◆ TASK GOAL
Check each line of the records below for the string "this", then state how many lines contain it, with no other output.

(Dataset listings of figures)
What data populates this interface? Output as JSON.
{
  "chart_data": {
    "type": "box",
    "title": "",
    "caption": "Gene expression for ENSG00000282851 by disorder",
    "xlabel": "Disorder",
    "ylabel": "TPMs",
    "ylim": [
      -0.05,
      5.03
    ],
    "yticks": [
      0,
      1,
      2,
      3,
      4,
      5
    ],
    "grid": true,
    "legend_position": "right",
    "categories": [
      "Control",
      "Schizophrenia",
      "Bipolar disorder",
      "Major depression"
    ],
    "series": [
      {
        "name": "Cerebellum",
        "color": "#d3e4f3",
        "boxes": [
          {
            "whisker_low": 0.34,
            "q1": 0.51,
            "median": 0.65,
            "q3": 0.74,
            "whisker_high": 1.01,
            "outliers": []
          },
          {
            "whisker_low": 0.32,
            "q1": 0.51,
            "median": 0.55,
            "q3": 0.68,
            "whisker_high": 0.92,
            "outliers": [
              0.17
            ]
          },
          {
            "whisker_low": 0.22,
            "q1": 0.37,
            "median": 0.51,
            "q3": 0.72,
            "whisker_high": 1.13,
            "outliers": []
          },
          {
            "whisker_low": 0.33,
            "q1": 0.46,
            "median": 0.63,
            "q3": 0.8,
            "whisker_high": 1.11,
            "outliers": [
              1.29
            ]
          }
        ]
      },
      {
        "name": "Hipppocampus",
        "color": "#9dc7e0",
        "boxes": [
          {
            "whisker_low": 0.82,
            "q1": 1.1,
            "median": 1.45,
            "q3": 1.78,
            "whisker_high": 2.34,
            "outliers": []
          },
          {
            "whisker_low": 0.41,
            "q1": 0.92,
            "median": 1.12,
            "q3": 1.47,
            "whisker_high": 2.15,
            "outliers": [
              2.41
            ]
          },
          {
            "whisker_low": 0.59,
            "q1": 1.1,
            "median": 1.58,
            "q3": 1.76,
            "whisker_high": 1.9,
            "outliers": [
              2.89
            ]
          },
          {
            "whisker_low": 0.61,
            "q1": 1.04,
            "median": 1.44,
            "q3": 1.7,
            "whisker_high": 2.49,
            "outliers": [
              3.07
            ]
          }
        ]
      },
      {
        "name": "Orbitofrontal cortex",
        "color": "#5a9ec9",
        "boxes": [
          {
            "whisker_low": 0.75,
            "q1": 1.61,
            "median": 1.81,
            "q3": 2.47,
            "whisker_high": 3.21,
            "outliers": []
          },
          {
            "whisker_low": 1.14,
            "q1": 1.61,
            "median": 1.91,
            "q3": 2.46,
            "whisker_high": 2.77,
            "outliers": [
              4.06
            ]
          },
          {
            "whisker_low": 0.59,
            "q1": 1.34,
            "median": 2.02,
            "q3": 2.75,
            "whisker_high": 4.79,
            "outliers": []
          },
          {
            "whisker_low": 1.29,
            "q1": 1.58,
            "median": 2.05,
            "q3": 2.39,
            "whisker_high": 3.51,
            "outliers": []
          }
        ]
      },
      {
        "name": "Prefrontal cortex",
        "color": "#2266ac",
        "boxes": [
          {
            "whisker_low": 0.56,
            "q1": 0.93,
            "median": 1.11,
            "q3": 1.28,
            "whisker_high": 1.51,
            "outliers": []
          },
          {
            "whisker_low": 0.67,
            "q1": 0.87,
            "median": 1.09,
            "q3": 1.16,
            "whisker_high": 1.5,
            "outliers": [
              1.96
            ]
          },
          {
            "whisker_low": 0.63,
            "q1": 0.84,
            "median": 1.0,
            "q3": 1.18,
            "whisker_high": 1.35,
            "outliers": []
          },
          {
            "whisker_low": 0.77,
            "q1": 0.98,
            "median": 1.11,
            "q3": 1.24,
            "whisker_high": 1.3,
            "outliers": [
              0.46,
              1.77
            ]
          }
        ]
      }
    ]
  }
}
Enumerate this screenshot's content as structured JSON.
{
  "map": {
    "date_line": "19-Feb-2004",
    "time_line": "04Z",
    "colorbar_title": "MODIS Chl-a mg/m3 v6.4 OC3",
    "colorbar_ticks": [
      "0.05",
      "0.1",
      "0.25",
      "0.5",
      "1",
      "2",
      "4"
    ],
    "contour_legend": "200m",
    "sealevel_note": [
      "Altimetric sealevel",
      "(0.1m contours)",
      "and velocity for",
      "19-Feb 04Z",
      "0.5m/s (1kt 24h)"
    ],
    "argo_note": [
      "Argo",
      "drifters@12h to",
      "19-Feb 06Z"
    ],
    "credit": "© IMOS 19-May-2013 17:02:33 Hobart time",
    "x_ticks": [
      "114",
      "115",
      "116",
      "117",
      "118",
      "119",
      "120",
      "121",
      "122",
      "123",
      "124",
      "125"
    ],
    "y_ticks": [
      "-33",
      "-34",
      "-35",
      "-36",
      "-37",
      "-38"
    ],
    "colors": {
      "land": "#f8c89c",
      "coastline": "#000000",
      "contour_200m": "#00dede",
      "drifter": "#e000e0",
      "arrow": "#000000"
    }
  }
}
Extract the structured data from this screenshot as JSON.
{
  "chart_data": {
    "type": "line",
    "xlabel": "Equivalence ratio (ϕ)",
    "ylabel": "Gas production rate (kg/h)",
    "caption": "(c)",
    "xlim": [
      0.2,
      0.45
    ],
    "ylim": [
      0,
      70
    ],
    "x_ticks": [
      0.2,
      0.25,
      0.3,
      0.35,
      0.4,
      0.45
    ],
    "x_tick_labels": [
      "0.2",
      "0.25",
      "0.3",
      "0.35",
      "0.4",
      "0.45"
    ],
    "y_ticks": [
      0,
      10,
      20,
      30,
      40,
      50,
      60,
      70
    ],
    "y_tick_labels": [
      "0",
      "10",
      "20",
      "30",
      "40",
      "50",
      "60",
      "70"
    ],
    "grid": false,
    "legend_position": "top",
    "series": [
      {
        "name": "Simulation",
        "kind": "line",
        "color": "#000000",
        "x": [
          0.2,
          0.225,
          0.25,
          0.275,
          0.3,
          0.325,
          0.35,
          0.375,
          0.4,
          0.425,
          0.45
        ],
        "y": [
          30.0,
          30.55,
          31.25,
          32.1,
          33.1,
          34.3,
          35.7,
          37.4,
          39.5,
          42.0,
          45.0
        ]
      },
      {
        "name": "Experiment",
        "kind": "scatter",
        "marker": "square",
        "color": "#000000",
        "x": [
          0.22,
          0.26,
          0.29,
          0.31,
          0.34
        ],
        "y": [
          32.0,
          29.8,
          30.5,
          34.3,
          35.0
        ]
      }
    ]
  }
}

◆ TASK SOLUTION
3